Data listing:
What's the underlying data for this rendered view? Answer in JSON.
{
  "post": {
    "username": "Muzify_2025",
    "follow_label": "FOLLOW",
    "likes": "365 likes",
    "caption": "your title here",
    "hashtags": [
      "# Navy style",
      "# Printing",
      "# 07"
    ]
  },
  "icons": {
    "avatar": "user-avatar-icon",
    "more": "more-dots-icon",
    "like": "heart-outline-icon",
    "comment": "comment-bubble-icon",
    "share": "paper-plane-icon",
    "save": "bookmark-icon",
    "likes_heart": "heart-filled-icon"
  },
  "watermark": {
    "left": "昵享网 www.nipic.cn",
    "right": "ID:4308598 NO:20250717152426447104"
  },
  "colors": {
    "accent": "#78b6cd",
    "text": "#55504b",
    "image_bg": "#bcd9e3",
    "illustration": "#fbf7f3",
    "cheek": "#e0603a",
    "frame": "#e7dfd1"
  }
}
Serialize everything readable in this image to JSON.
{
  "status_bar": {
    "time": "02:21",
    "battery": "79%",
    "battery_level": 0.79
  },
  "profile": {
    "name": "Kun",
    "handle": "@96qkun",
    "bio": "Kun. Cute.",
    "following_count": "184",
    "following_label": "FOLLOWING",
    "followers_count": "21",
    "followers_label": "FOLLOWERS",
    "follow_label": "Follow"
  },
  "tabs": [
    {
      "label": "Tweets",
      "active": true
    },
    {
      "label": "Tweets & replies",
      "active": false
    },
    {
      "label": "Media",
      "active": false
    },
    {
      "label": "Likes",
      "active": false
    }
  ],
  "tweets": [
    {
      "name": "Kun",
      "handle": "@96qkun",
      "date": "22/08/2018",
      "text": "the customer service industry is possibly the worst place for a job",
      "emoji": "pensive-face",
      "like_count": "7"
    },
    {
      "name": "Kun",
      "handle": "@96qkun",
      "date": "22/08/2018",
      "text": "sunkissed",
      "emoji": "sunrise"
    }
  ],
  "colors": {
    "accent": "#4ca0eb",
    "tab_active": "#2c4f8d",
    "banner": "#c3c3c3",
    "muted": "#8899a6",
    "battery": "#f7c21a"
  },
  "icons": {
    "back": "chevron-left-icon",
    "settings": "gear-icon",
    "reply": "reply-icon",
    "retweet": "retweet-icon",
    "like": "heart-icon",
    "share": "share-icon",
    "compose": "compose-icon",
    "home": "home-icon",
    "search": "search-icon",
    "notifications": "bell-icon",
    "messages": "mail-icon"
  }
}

Problem description: Check each line above for the string "text", then copy the ones that have it.

Exercise response:
    "text": "#55504b",
      "text": "the customer service industry is possibly the worst place for a job",
      "text": "sunkissed",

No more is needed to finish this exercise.